**Exercise task:** Drop the images; return everything else in the listing below exactly.

**Supplied data:**
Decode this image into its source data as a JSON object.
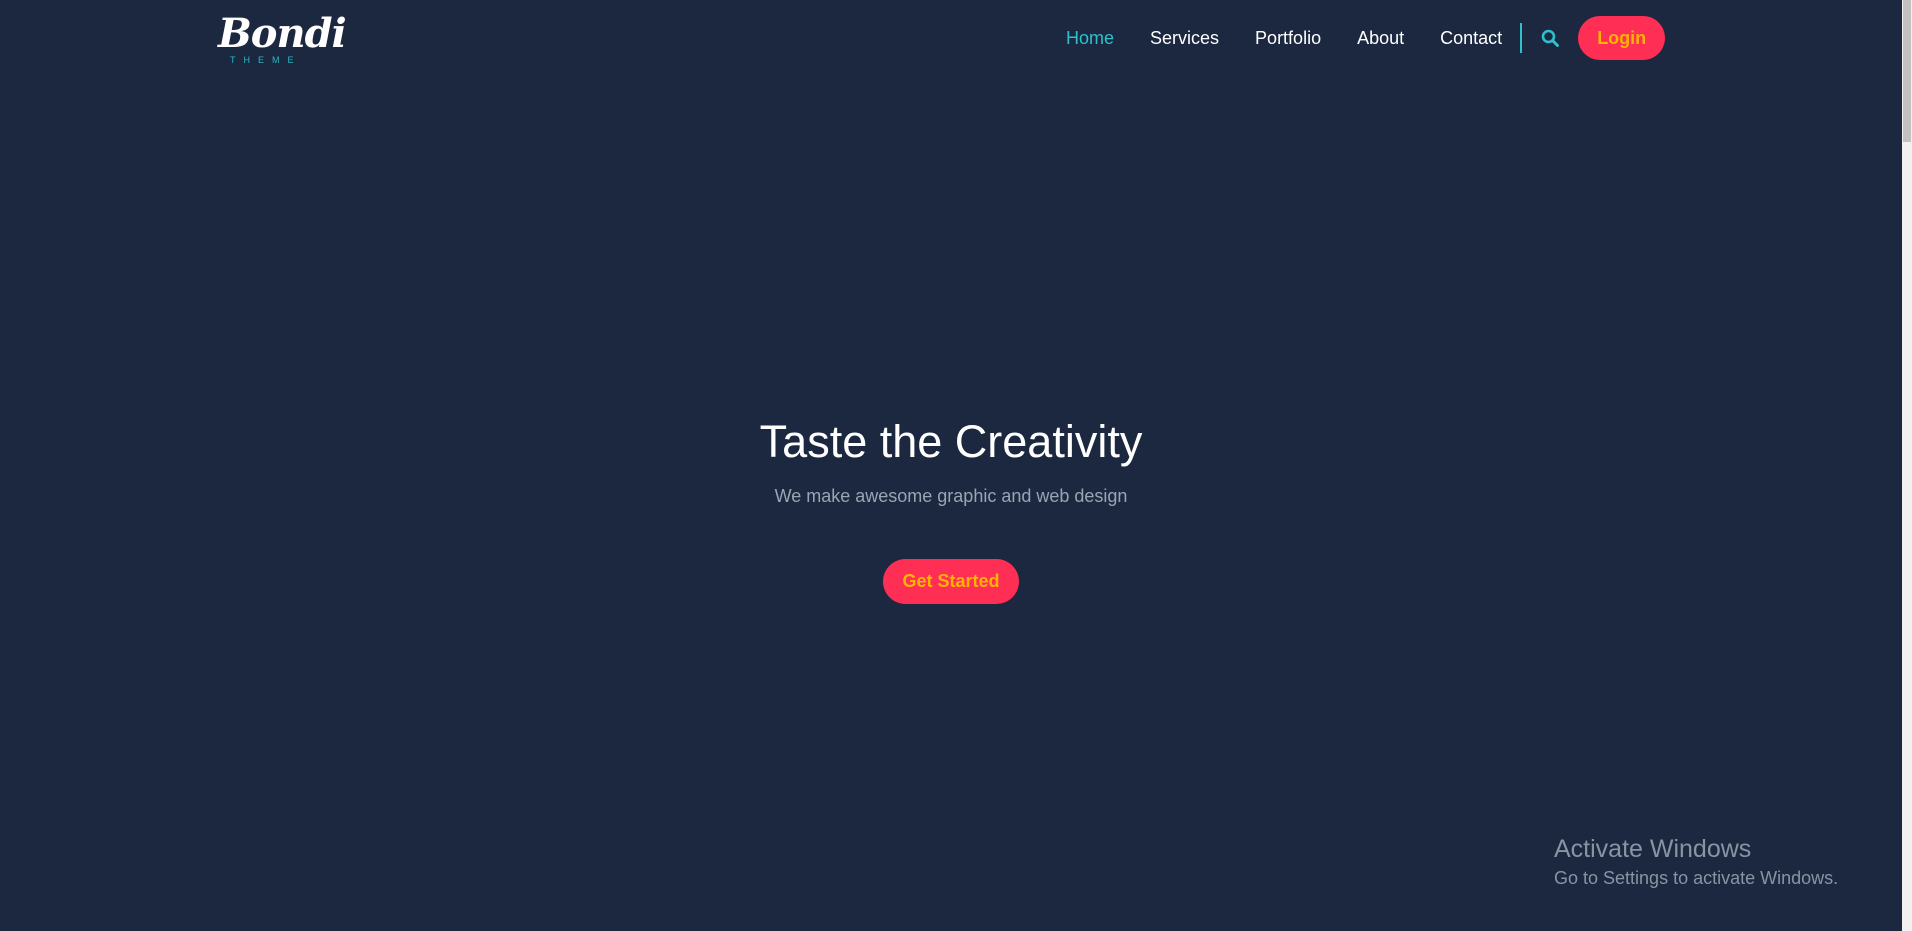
{
  "brand": {
    "name": "Bondi",
    "tagline": "THEME"
  },
  "nav": {
    "items": [
      {
        "label": "Home",
        "active": true
      },
      {
        "label": "Services",
        "active": false
      },
      {
        "label": "Portfolio",
        "active": false
      },
      {
        "label": "About",
        "active": false
      },
      {
        "label": "Contact",
        "active": false
      }
    ],
    "search_icon": "search-icon",
    "login_label": "Login"
  },
  "hero": {
    "title": "Taste the Creativity",
    "subtitle": "We make awesome graphic and web design",
    "cta_label": "Get Started"
  },
  "watermark": {
    "title": "Activate Windows",
    "subtitle": "Go to Settings to activate Windows."
  },
  "colors": {
    "background": "#1b2840",
    "accent_teal": "#2ec1cc",
    "button_red": "#ff2e54",
    "button_text_yellow": "#ffb400"
  }
}
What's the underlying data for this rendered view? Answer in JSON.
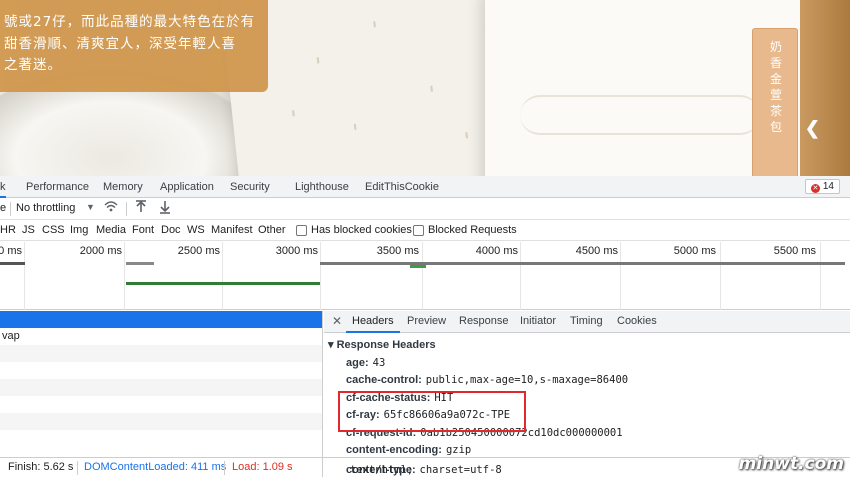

**Output of the exercise:**
Decode this image into its source data as a JSON object.
{
  "brand": {
    "name": "Bondi",
    "tagline": "THEME"
  },
  "nav": {
    "items": [
      {
        "label": "Home",
        "active": true
      },
      {
        "label": "Services",
        "active": false
      },
      {
        "label": "Portfolio",
        "active": false
      },
      {
        "label": "About",
        "active": false
      },
      {
        "label": "Contact",
        "active": false
      }
    ],
    "search_icon": "search-icon",
    "login_label": "Login"
  },
  "hero": {
    "title": "Taste the Creativity",
    "subtitle": "We make awesome graphic and web design",
    "cta_label": "Get Started"
  },
  "watermark": {
    "title": "Activate Windows",
    "subtitle": "Go to Settings to activate Windows."
  },
  "colors": {
    "background": "#1b2840",
    "accent_teal": "#2ec1cc",
    "button_red": "#ff2e54",
    "button_text_yellow": "#ffb400"
  }
}
What's the underlying data for this rendered view? Answer in JSON.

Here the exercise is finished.